### WHAT IS ASKED
Select all lines holding the word "title" from the entries that follow.

□ □ □ □ □ □ □

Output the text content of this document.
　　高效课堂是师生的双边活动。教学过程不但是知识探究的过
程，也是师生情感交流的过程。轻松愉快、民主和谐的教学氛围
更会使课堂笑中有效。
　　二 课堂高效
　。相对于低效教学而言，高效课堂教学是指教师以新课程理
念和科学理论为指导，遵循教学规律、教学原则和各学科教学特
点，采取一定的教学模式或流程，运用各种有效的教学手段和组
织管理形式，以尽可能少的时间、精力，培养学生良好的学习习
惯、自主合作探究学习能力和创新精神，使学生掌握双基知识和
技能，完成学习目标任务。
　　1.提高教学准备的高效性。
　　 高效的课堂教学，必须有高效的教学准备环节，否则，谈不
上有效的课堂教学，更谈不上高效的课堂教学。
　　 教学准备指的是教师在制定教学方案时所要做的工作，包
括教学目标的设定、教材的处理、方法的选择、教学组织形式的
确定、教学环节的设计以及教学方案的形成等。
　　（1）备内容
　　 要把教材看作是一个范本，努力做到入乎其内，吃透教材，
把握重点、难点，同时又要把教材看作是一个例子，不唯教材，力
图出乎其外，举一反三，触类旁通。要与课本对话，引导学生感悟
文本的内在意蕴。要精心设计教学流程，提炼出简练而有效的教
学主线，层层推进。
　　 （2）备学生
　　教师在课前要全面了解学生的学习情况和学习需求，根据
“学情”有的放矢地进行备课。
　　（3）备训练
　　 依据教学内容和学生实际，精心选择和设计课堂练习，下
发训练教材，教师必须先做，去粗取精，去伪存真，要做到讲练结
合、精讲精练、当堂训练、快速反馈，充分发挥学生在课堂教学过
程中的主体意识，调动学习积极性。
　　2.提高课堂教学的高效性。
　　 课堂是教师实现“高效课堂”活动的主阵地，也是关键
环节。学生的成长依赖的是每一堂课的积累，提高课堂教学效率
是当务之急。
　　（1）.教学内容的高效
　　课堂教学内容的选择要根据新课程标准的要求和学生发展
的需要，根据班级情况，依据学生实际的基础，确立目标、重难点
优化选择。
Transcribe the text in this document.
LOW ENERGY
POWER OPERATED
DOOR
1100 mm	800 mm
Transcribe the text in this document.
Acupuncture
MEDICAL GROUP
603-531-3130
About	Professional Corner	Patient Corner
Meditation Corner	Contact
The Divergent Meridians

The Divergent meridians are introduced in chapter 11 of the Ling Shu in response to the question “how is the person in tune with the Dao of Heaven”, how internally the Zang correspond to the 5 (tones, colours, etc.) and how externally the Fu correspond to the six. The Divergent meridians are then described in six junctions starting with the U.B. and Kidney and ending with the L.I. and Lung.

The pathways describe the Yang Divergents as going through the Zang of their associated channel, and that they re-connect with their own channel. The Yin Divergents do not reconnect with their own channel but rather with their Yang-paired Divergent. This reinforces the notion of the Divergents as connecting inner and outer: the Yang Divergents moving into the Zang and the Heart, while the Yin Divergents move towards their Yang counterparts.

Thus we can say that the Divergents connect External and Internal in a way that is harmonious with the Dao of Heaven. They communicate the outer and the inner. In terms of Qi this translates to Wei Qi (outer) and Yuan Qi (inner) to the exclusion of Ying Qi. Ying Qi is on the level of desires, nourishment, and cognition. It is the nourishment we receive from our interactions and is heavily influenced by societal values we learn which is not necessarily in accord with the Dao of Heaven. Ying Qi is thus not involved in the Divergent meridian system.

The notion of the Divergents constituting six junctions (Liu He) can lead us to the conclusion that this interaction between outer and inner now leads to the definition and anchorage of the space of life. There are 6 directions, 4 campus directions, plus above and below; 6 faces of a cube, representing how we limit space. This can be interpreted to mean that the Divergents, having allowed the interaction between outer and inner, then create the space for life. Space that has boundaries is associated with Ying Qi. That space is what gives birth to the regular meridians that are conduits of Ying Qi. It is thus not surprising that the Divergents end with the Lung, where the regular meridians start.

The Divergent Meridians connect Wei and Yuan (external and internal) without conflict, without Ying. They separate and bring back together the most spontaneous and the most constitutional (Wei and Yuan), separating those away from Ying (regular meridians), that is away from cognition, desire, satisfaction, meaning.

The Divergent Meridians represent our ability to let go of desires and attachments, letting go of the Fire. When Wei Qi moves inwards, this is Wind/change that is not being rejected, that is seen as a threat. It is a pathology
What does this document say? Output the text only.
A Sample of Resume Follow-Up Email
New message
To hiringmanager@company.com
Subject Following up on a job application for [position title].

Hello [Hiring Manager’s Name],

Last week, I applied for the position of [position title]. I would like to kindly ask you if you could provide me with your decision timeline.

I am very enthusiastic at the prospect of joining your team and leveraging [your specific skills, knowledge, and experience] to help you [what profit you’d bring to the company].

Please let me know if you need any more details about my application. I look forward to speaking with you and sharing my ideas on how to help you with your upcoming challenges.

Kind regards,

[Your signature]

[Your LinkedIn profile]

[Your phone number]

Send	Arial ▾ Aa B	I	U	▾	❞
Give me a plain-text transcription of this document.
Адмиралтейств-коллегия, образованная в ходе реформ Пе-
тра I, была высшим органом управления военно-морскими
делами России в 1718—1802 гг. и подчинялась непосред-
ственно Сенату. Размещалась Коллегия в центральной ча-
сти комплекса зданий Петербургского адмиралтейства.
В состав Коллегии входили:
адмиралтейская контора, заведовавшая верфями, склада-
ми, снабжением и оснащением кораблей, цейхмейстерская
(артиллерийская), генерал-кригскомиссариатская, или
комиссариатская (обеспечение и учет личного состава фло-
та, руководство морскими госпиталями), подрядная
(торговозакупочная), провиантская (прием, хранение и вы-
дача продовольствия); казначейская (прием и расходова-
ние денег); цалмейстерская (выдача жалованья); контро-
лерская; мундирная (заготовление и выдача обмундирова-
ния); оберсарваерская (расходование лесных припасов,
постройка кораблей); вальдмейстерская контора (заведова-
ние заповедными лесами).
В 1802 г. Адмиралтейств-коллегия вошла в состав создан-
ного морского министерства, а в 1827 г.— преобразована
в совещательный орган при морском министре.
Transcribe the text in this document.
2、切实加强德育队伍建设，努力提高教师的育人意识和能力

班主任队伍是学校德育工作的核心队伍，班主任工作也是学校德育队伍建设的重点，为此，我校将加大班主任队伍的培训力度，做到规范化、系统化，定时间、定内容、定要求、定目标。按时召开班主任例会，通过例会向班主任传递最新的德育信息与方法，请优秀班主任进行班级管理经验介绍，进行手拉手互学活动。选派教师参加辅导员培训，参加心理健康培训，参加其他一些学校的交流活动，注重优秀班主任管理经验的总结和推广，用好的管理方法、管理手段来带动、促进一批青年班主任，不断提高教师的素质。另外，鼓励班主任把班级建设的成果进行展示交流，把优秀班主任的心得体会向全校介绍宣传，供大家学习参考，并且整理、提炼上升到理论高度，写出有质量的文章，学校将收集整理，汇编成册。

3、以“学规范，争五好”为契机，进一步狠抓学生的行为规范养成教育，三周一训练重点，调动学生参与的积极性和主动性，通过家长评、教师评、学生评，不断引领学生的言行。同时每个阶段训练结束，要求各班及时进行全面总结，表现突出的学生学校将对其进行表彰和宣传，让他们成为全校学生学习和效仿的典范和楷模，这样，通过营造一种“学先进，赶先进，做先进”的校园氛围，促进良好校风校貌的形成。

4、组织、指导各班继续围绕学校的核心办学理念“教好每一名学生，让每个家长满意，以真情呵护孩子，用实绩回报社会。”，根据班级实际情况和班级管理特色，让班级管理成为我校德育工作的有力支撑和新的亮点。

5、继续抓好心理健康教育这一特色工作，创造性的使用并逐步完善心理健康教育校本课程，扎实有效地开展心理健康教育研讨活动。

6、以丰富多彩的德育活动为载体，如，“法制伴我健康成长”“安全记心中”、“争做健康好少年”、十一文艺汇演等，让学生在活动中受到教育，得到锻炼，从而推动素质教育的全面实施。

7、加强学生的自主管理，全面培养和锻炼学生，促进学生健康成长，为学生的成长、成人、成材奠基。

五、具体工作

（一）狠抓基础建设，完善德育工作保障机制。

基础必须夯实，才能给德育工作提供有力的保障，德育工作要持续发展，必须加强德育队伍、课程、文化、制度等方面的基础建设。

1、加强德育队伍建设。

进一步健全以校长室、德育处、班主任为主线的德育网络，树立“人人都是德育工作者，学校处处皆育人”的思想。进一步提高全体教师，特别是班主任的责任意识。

□ □ □ □ □ □ □

### RESULT OF THIS TASK
Subject Following up on a job application for [position title].
Last week, I applied for the position of [position title]. I would like to kindly ask you if you could provide me with your decision timeline.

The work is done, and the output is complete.